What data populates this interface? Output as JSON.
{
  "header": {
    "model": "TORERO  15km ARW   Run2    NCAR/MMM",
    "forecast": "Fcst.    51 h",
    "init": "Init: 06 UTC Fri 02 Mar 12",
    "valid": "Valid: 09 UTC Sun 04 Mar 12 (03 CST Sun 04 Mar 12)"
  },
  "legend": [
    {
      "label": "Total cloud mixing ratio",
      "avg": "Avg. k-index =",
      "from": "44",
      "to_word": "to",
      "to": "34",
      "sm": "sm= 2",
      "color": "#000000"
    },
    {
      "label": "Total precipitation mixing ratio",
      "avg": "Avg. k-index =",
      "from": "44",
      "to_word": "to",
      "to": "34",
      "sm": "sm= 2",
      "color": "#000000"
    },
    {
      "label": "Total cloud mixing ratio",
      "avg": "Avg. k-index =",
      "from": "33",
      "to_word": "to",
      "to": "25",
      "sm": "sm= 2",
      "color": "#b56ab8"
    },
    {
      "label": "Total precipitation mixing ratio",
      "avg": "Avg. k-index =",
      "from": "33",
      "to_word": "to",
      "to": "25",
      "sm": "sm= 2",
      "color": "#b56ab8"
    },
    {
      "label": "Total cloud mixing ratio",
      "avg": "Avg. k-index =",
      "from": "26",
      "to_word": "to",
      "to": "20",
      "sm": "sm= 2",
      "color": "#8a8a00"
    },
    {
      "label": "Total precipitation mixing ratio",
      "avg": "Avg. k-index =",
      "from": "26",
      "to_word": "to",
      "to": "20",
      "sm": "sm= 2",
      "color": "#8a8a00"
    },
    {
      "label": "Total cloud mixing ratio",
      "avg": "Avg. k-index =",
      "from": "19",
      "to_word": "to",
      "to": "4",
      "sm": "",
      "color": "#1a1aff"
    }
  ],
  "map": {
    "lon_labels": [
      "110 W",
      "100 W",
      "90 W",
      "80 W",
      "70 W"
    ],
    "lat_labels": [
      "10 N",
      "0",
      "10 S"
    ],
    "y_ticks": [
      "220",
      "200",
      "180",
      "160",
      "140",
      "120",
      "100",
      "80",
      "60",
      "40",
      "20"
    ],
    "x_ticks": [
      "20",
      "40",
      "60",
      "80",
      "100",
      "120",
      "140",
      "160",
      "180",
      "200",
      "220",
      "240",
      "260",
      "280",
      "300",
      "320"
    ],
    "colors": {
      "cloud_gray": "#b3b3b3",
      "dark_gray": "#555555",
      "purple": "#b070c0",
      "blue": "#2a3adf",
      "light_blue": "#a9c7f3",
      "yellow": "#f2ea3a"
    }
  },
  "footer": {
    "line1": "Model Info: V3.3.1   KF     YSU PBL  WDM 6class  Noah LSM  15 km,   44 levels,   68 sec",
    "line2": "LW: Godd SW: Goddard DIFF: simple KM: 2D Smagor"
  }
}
.....
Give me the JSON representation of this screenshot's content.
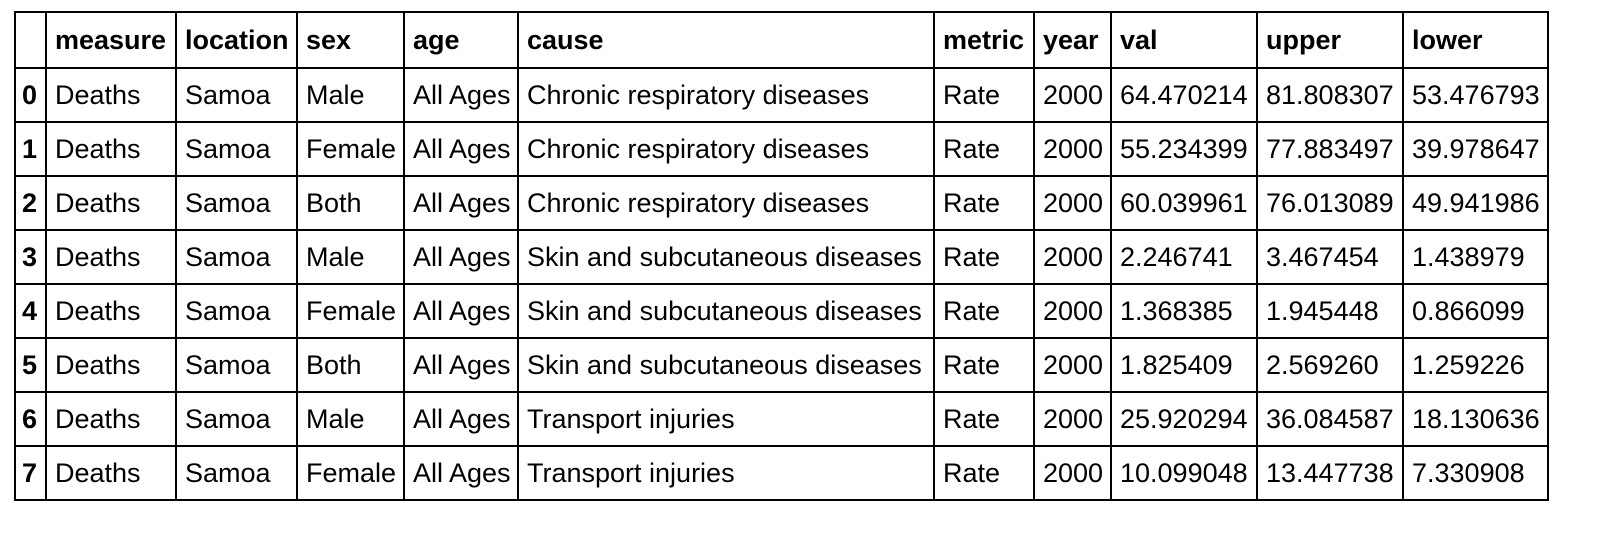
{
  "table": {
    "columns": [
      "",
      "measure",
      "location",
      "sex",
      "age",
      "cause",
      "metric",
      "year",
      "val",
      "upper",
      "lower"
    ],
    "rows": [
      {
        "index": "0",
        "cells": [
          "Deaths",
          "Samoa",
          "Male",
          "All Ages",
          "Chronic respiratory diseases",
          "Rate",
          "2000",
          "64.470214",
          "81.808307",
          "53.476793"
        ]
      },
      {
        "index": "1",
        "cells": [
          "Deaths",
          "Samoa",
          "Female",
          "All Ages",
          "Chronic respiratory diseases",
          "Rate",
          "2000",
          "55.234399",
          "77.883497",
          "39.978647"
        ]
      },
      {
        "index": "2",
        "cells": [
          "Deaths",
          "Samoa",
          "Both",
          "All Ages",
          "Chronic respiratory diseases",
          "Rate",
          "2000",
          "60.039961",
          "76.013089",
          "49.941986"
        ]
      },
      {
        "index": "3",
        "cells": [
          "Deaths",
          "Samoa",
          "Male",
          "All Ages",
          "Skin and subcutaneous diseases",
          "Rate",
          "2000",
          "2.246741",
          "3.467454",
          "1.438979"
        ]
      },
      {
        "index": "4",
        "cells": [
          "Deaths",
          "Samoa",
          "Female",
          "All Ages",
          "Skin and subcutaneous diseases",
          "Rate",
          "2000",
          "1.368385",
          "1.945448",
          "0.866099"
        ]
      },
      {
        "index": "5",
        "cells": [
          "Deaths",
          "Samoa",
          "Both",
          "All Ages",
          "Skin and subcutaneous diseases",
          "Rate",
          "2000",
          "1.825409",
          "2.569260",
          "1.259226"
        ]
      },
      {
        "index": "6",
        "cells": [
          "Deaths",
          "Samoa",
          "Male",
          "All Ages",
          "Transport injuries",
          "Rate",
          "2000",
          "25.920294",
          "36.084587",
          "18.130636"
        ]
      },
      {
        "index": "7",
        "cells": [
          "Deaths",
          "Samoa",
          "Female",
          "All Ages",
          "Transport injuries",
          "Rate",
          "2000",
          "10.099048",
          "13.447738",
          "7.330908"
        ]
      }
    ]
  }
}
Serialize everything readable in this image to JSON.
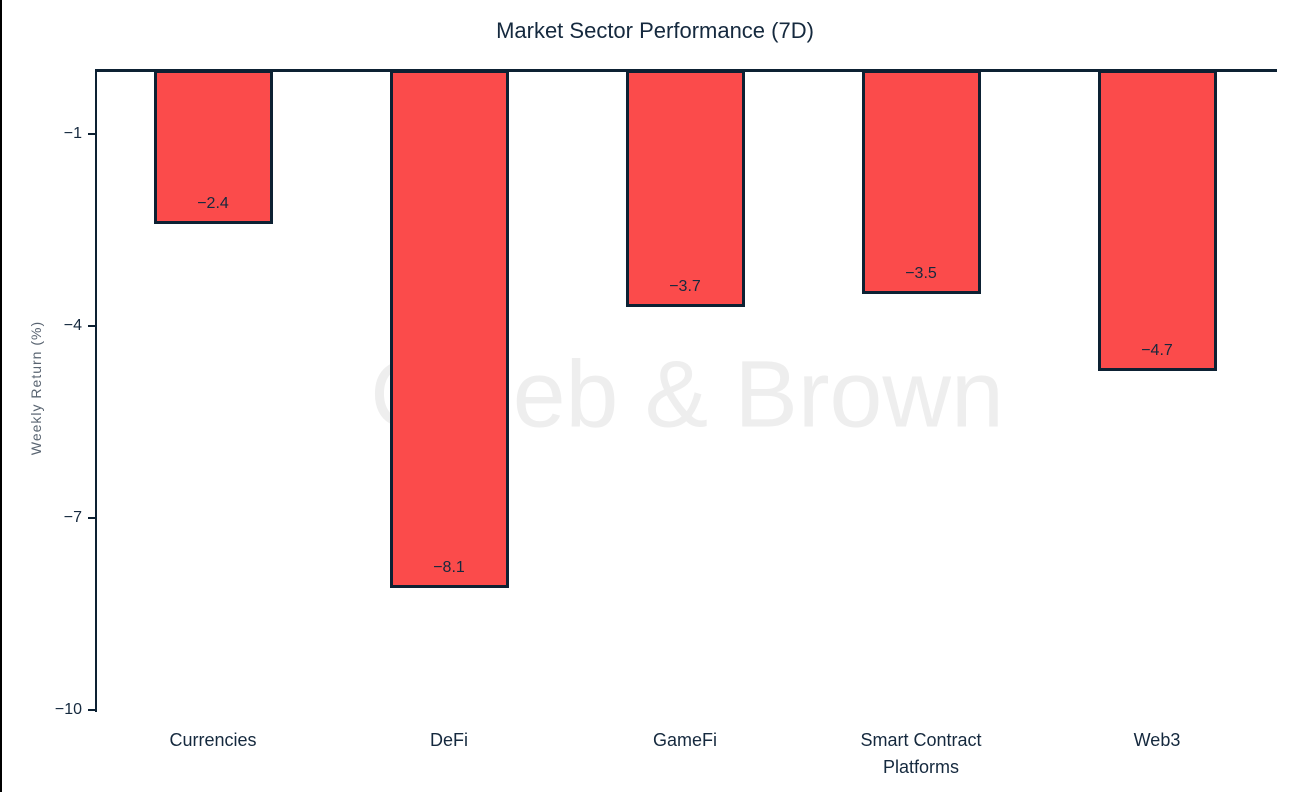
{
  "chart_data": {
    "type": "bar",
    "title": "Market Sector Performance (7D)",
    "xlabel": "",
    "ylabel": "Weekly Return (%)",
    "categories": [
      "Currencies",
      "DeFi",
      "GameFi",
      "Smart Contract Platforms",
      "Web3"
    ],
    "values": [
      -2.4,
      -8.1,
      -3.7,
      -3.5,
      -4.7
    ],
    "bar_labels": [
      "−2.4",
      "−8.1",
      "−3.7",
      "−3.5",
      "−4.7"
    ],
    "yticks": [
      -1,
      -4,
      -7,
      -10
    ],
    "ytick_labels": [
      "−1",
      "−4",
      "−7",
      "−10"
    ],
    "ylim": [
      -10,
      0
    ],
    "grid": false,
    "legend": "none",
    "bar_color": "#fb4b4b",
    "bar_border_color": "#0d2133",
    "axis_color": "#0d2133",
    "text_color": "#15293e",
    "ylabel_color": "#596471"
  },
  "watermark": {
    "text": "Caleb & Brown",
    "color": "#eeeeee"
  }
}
.....
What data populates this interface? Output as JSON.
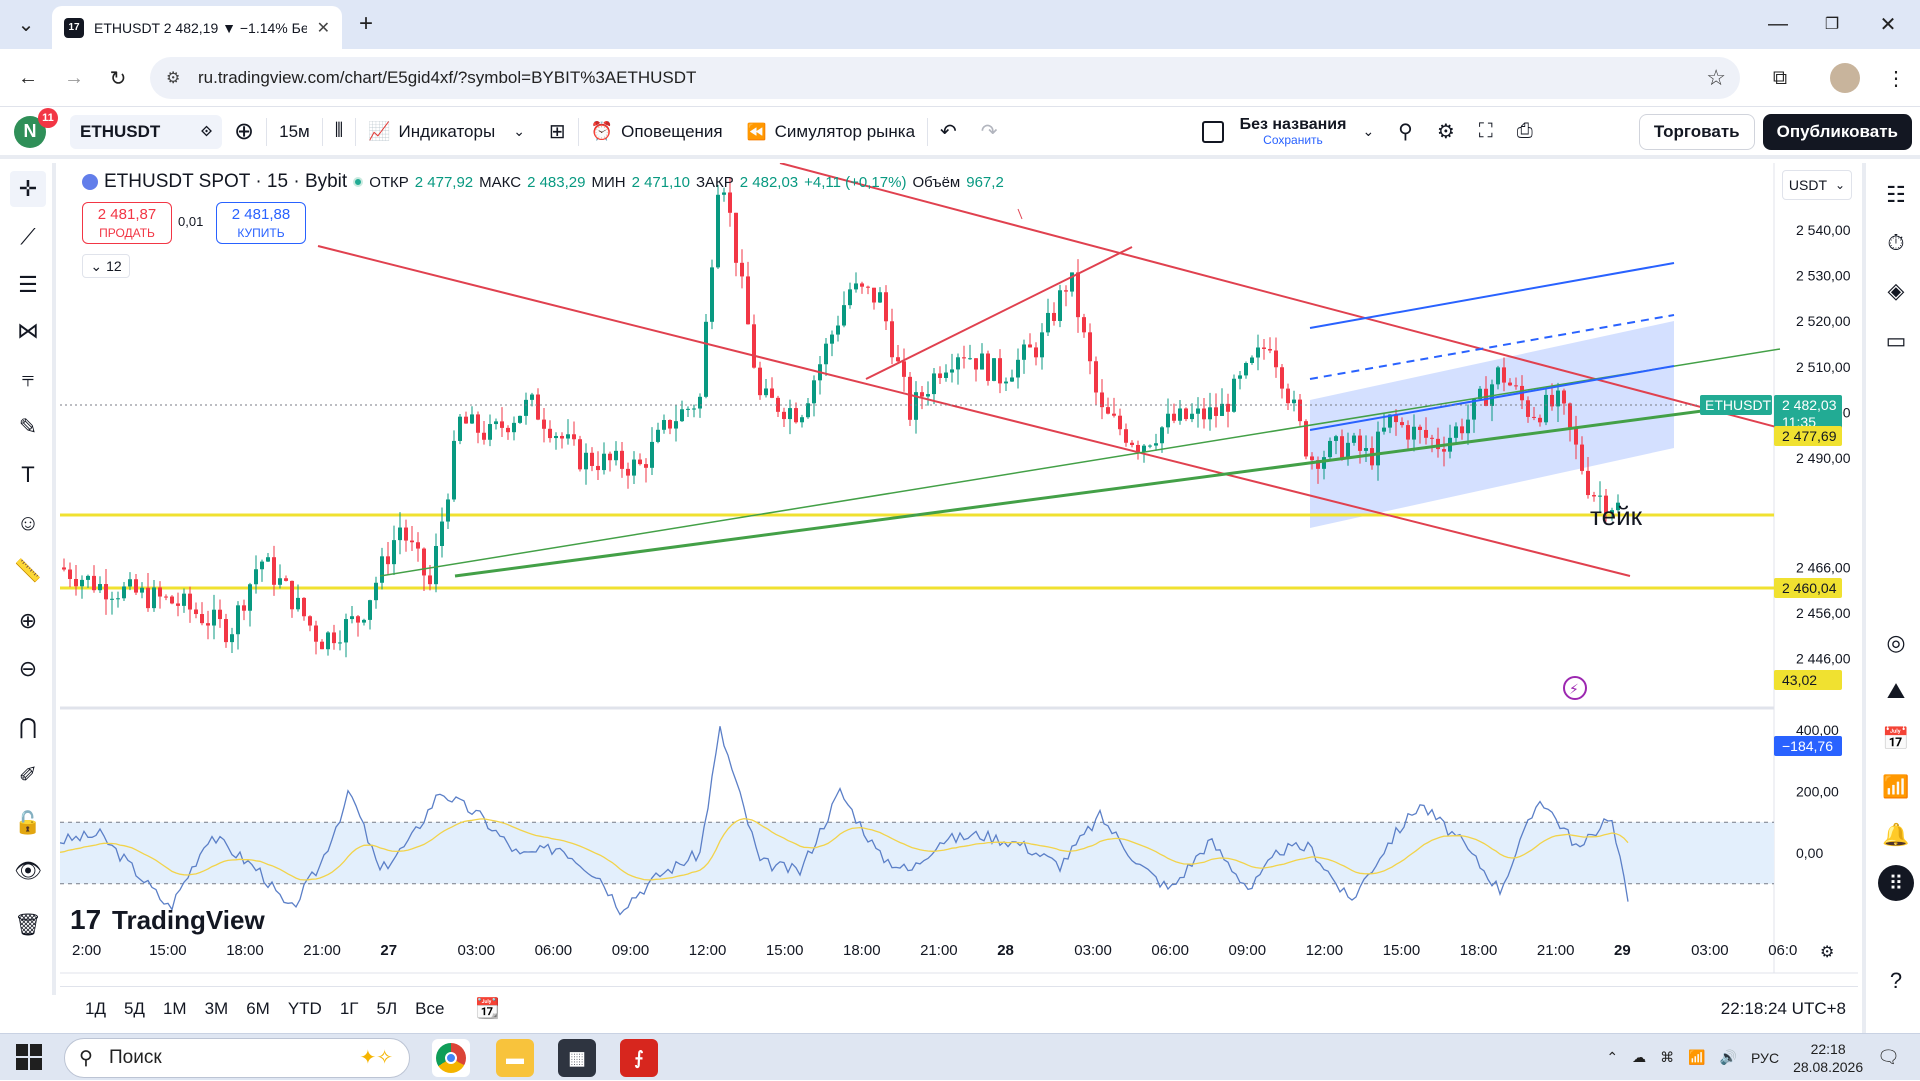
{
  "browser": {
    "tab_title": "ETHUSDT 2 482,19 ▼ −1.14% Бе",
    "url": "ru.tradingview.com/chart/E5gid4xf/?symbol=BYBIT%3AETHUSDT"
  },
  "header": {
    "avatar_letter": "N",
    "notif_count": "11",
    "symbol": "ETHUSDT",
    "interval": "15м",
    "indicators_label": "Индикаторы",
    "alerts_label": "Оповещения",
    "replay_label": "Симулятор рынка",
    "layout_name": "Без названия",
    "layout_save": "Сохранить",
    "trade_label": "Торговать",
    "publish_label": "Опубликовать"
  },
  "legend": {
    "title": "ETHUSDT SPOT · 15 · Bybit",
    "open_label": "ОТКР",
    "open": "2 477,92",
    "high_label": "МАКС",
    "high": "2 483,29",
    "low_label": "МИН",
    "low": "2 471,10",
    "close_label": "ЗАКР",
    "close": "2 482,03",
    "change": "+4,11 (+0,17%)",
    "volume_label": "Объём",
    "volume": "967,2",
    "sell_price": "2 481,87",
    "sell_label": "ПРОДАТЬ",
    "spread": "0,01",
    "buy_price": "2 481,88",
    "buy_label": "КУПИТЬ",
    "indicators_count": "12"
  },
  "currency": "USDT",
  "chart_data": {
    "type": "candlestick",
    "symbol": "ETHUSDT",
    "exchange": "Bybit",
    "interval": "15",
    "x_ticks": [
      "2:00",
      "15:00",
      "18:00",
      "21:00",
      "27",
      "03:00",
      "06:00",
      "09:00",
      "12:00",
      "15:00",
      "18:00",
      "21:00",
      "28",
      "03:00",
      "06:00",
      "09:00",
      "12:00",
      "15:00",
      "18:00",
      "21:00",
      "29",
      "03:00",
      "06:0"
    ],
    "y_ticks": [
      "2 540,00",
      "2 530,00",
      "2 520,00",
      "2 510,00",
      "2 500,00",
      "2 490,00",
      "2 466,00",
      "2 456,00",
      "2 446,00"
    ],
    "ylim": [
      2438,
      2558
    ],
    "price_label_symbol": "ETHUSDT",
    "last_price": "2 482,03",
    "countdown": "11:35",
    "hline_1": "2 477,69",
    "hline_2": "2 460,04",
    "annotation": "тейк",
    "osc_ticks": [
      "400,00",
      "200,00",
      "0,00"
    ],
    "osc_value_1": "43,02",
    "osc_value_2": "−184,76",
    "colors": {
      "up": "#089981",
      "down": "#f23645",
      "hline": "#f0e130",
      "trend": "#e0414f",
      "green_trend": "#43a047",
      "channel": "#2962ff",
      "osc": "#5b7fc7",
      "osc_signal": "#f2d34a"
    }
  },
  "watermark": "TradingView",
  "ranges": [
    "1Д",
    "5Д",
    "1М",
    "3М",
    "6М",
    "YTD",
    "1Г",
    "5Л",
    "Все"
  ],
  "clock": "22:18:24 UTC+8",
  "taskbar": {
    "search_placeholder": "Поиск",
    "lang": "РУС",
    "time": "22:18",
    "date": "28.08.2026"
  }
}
.....
Given request:
Select every line of the records holding the string "JSON".

Solution for this task:
What data populates this interface? Output as JSON.
Give me the JSON representation of this screenshot's content.
Serialize everything readable in this image to JSON.
What data populates this interface? Output as JSON.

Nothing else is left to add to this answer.